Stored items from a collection

────────────────────────────────────────

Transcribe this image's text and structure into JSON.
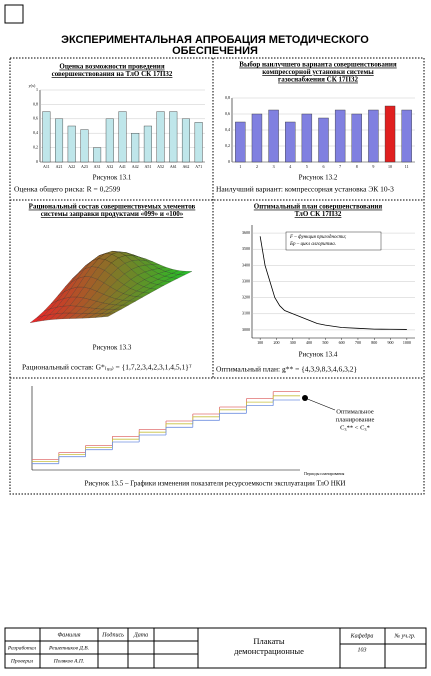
{
  "title": "ЭКСПЕРИМЕНТАЛЬНАЯ АПРОБАЦИЯ МЕТОДИЧЕСКОГО ОБЕСПЕЧЕНИЯ",
  "panels": [
    {
      "title": [
        "Оценка возможности проведения",
        "совершенствования на ТлО СК 17П32"
      ],
      "caption": "Рисунок 13.1",
      "note": "Оценка общего риска: R = 0,2599",
      "chart": {
        "type": "bar",
        "y_label": "y(x)",
        "categories": [
          "A11",
          "A21",
          "A22",
          "A23",
          "A31",
          "A32",
          "A41",
          "A42",
          "A51",
          "A52",
          "A61",
          "A62",
          "A71"
        ],
        "values": [
          0.7,
          0.6,
          0.5,
          0.45,
          0.2,
          0.6,
          0.7,
          0.4,
          0.5,
          0.7,
          0.7,
          0.6,
          0.55
        ],
        "color": "#bfe6ea",
        "ylim": [
          0,
          1
        ],
        "yticks": [
          0,
          {
            "value": 0.2,
            "label": "0,2"
          },
          {
            "value": 0.4,
            "label": "0,4"
          },
          {
            "value": 0.6,
            "label": "0,6"
          },
          {
            "value": 0.8,
            "label": "0,8"
          },
          1
        ]
      }
    },
    {
      "title": [
        "Выбор наилучшего варианта совершенствования",
        "компрессорной установки системы",
        "газоснабжения СК 17П32"
      ],
      "caption": "Рисунок 13.2",
      "note": "Наилучший вариант: компрессорная установка ЭК 10-3",
      "chart": {
        "type": "bar",
        "categories": [
          "1",
          "2",
          "3",
          "4",
          "5",
          "6",
          "7",
          "8",
          "9",
          "10",
          "11"
        ],
        "values": [
          0.5,
          0.6,
          0.65,
          0.5,
          0.6,
          0.55,
          0.65,
          0.6,
          0.65,
          0.7,
          0.65
        ],
        "colors": [
          "#8080e0",
          "#8080e0",
          "#8080e0",
          "#8080e0",
          "#8080e0",
          "#8080e0",
          "#8080e0",
          "#8080e0",
          "#8080e0",
          "#e02020",
          "#8080e0"
        ],
        "ylim": [
          0,
          0.8
        ],
        "yticks": [
          0,
          {
            "value": 0.2,
            "label": "0,2"
          },
          {
            "value": 0.4,
            "label": "0,4"
          },
          {
            "value": 0.6,
            "label": "0,6"
          },
          {
            "value": 0.8,
            "label": "0,8"
          }
        ]
      }
    },
    {
      "title": [
        "Рациональный состав совершенствуемых элементов",
        "системы заправки продуктами «099» и «100»"
      ],
      "caption": "Рисунок 13.3",
      "note": "Рациональный состав: G*₍₉₉₎ = {1,7,2,3,4,2,3,1,4,5,1}ᵀ"
    },
    {
      "title": [
        "Оптимальный план совершенствования",
        "ТлО СК 17П32"
      ],
      "caption": "Рисунок 13.4",
      "note": "Оптимальный план: g** = {4,3,9,8,3,4,6,3,2}",
      "chart": {
        "type": "line",
        "legend": [
          "F – функция пригодности;",
          "Бр – цикл алгоритма."
        ],
        "x": [
          100,
          130,
          160,
          190,
          220,
          250,
          300,
          350,
          400,
          450,
          500,
          600,
          700,
          800,
          900,
          1000
        ],
        "values": [
          3580,
          3400,
          3300,
          3200,
          3150,
          3120,
          3100,
          3080,
          3060,
          3040,
          3030,
          3015,
          3010,
          3005,
          3004,
          3003
        ],
        "color": "#000000",
        "xlim": [
          50,
          1050
        ],
        "xticks": [
          100,
          200,
          300,
          400,
          500,
          600,
          700,
          800,
          900,
          1000
        ],
        "ylim": [
          2950,
          3650
        ],
        "yticks": [
          3000,
          3100,
          3200,
          3300,
          3400,
          3500,
          3600
        ]
      }
    },
    {
      "caption": "Рисунок 13.5 – Графики изменения показателя ресурсоемкости эксплуатации ТлО НКИ",
      "annotation": [
        "Оптимальное",
        "планирование",
        "C₃** < C₃*"
      ],
      "chart": {
        "type": "step",
        "x_label": "Периоды планирования",
        "ylim": [
          0,
          120
        ],
        "series": [
          {
            "color": "#e07070",
            "values": [
              15,
              25,
              35,
              48,
              58,
              70,
              80,
              90,
              102,
              112
            ]
          },
          {
            "color": "#c8c040",
            "values": [
              12,
              22,
              32,
              44,
              54,
              66,
              76,
              86,
              97,
              106
            ]
          },
          {
            "color": "#7090e0",
            "values": [
              9,
              19,
              29,
              40,
              50,
              61,
              71,
              81,
              92,
              100
            ]
          }
        ]
      }
    }
  ],
  "stamp": {
    "headers": [
      "Фамилия",
      "Подпись",
      "Дата"
    ],
    "rows": [
      [
        "Разработал",
        "Решетников Д.В."
      ],
      [
        "Проверил",
        "Поляков А.П."
      ]
    ],
    "name": [
      "Плакаты",
      "демонстрационные"
    ],
    "dept_label": "Кафедра",
    "dept": "103",
    "group": "№ уч.гр."
  }
}
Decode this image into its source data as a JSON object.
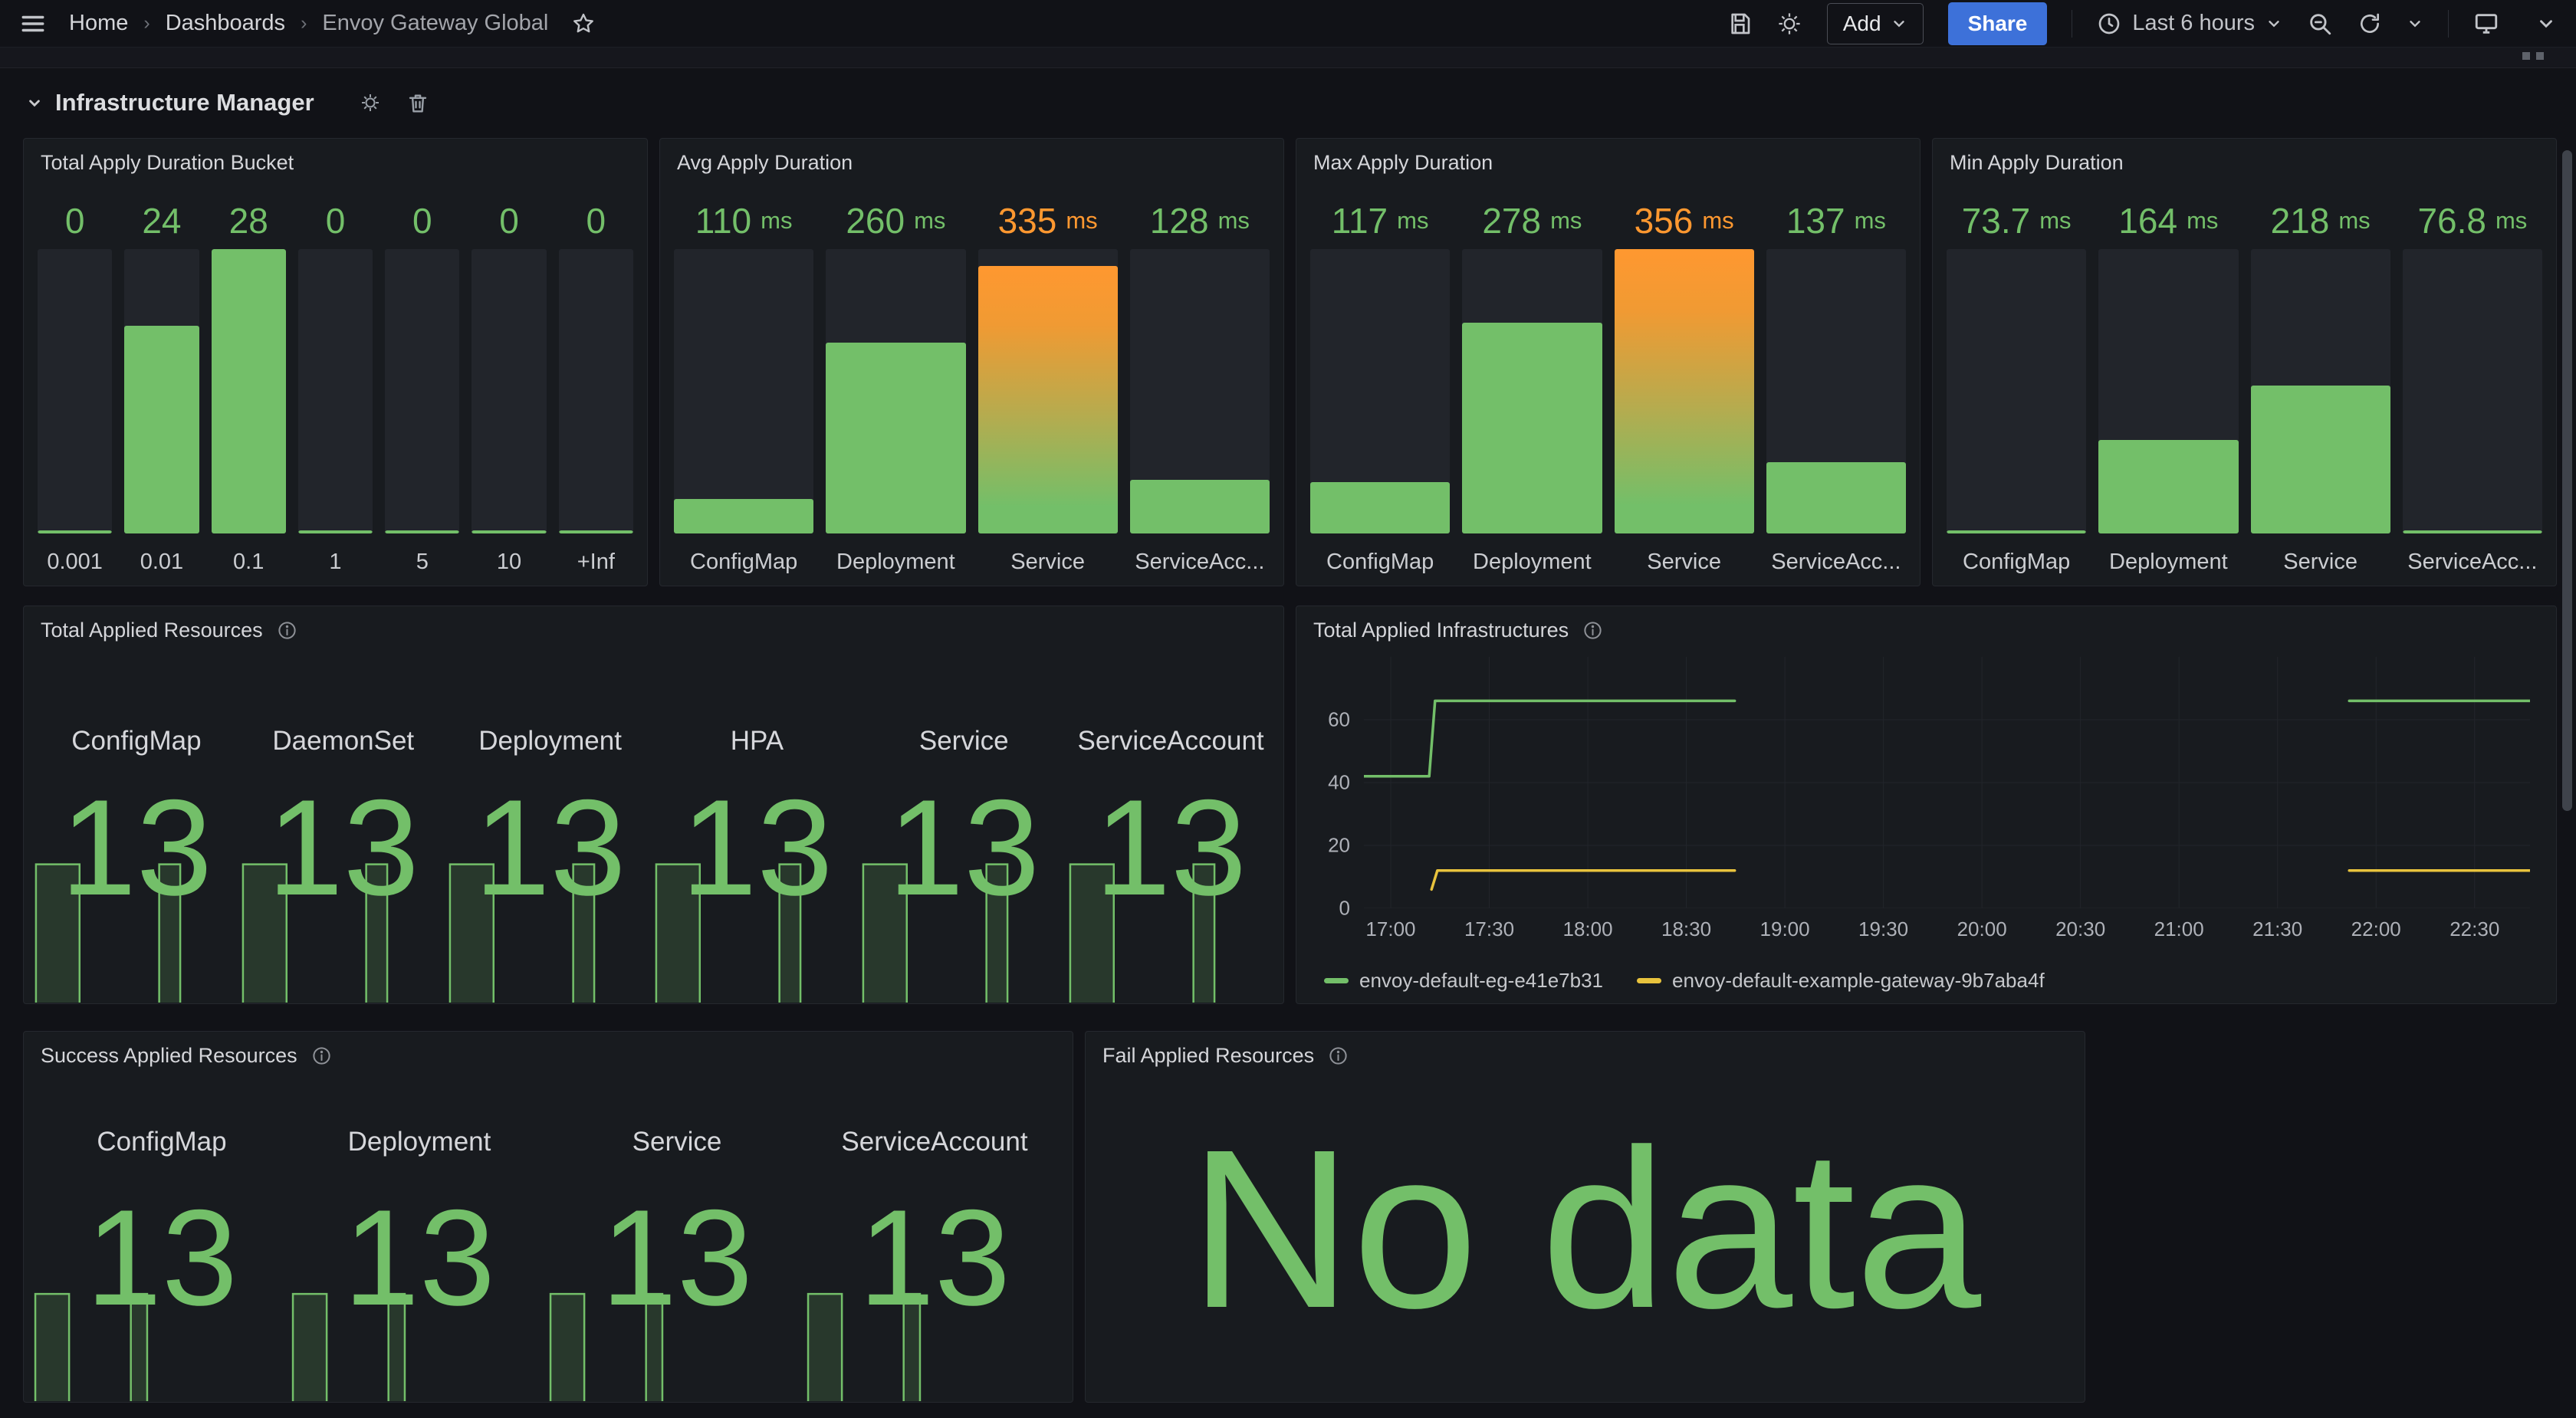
{
  "nav": {
    "breadcrumbs": [
      "Home",
      "Dashboards",
      "Envoy Gateway Global"
    ],
    "add_label": "Add",
    "share_label": "Share",
    "time_range": "Last 6 hours"
  },
  "section": {
    "title": "Infrastructure Manager"
  },
  "colors": {
    "green": "#73bf69",
    "orange": "#ff9830",
    "yellow": "#e8c33d",
    "accent_blue": "#3d71d9"
  },
  "chart_data": [
    {
      "id": "bucket",
      "type": "bar",
      "title": "Total Apply Duration Bucket",
      "categories": [
        "0.001",
        "0.01",
        "0.1",
        "1",
        "5",
        "10",
        "+Inf"
      ],
      "values": [
        0,
        24,
        28,
        0,
        0,
        0,
        0
      ],
      "display_values": [
        "0",
        "24",
        "28",
        "0",
        "0",
        "0",
        "0"
      ],
      "unit": "",
      "ylim": [
        0,
        28
      ],
      "heights_pct": [
        0,
        73,
        100,
        0,
        0,
        0,
        0
      ],
      "label_colors": [
        "#73bf69",
        "#73bf69",
        "#73bf69",
        "#73bf69",
        "#73bf69",
        "#73bf69",
        "#73bf69"
      ],
      "bar_styles": [
        "solid",
        "solid",
        "solid",
        "solid",
        "solid",
        "solid",
        "solid"
      ]
    },
    {
      "id": "avg",
      "type": "bar",
      "title": "Avg Apply Duration",
      "categories": [
        "ConfigMap",
        "Deployment",
        "Service",
        "ServiceAcc..."
      ],
      "values": [
        110,
        260,
        335,
        128
      ],
      "display_values": [
        "110",
        "260",
        "335",
        "128"
      ],
      "unit": "ms",
      "ylim": [
        80,
        350
      ],
      "heights_pct": [
        12,
        67,
        94,
        19
      ],
      "label_colors": [
        "#73bf69",
        "#73bf69",
        "#ff9830",
        "#73bf69"
      ],
      "bar_styles": [
        "solid",
        "solid",
        "gradient",
        "solid"
      ]
    },
    {
      "id": "max",
      "type": "bar",
      "title": "Max Apply Duration",
      "categories": [
        "ConfigMap",
        "Deployment",
        "Service",
        "ServiceAcc..."
      ],
      "values": [
        117,
        278,
        356,
        137
      ],
      "display_values": [
        "117",
        "278",
        "356",
        "137"
      ],
      "unit": "ms",
      "ylim": [
        60,
        356
      ],
      "heights_pct": [
        18,
        74,
        100,
        25
      ],
      "label_colors": [
        "#73bf69",
        "#73bf69",
        "#ff9830",
        "#73bf69"
      ],
      "bar_styles": [
        "solid",
        "solid",
        "gradient",
        "solid"
      ]
    },
    {
      "id": "min",
      "type": "bar",
      "title": "Min Apply Duration",
      "categories": [
        "ConfigMap",
        "Deployment",
        "Service",
        "ServiceAcc..."
      ],
      "values": [
        73.7,
        164,
        218,
        76.8
      ],
      "display_values": [
        "73.7",
        "164",
        "218",
        "76.8"
      ],
      "unit": "ms",
      "ylim": [
        73,
        350
      ],
      "heights_pct": [
        0,
        33,
        52,
        1
      ],
      "label_colors": [
        "#73bf69",
        "#73bf69",
        "#73bf69",
        "#73bf69"
      ],
      "bar_styles": [
        "solid",
        "solid",
        "solid",
        "solid"
      ]
    },
    {
      "id": "resources",
      "type": "stat-row",
      "title": "Total Applied Resources",
      "items": [
        {
          "label": "ConfigMap",
          "value": "13"
        },
        {
          "label": "DaemonSet",
          "value": "13"
        },
        {
          "label": "Deployment",
          "value": "13"
        },
        {
          "label": "HPA",
          "value": "13"
        },
        {
          "label": "Service",
          "value": "13"
        },
        {
          "label": "ServiceAccount",
          "value": "13"
        }
      ],
      "sparkline": {
        "max": 13,
        "value": 13,
        "segments": [
          {
            "from": 2,
            "to": 31
          },
          {
            "from": 84,
            "to": 98
          }
        ]
      }
    },
    {
      "id": "infra",
      "type": "line",
      "title": "Total Applied Infrastructures",
      "ylabel": "",
      "xlabel": "",
      "y_ticks": [
        0,
        20,
        40,
        60
      ],
      "y_max": 80,
      "x_ticks": [
        {
          "label": "17:00",
          "pct": 2.3
        },
        {
          "label": "17:30",
          "pct": 10.75
        },
        {
          "label": "18:00",
          "pct": 19.2
        },
        {
          "label": "18:30",
          "pct": 27.65
        },
        {
          "label": "19:00",
          "pct": 36.1
        },
        {
          "label": "19:30",
          "pct": 44.55
        },
        {
          "label": "20:00",
          "pct": 53.0
        },
        {
          "label": "20:30",
          "pct": 61.45
        },
        {
          "label": "21:00",
          "pct": 69.9
        },
        {
          "label": "21:30",
          "pct": 78.35
        },
        {
          "label": "22:00",
          "pct": 86.8
        },
        {
          "label": "22:30",
          "pct": 95.25
        }
      ],
      "series": [
        {
          "name": "envoy-default-eg-e41e7b31",
          "color": "#73bf69",
          "segments": [
            [
              [
                0,
                42
              ],
              [
                5.6,
                42
              ],
              [
                6.1,
                66
              ],
              [
                31.8,
                66
              ]
            ],
            [
              [
                84.5,
                66
              ],
              [
                100,
                66
              ]
            ]
          ]
        },
        {
          "name": "envoy-default-example-gateway-9b7aba4f",
          "color": "#e8c33d",
          "segments": [
            [
              [
                5.8,
                6
              ],
              [
                6.3,
                12
              ],
              [
                31.8,
                12
              ]
            ],
            [
              [
                84.5,
                12
              ],
              [
                100,
                12
              ]
            ]
          ]
        }
      ]
    },
    {
      "id": "success",
      "type": "stat-row",
      "title": "Success Applied Resources",
      "items": [
        {
          "label": "ConfigMap",
          "value": "13"
        },
        {
          "label": "Deployment",
          "value": "13"
        },
        {
          "label": "Service",
          "value": "13"
        },
        {
          "label": "ServiceAccount",
          "value": "13"
        }
      ],
      "sparkline": {
        "max": 13,
        "value": 13,
        "segments": [
          {
            "from": 2,
            "to": 31
          },
          {
            "from": 84,
            "to": 98
          }
        ]
      }
    },
    {
      "id": "fail",
      "type": "no-data",
      "title": "Fail Applied Resources",
      "message": "No data"
    }
  ]
}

────────────────────────────────────────

**Do this**
Give only the count of lines in this material that contain the string "Apply".

**Result of this task**
4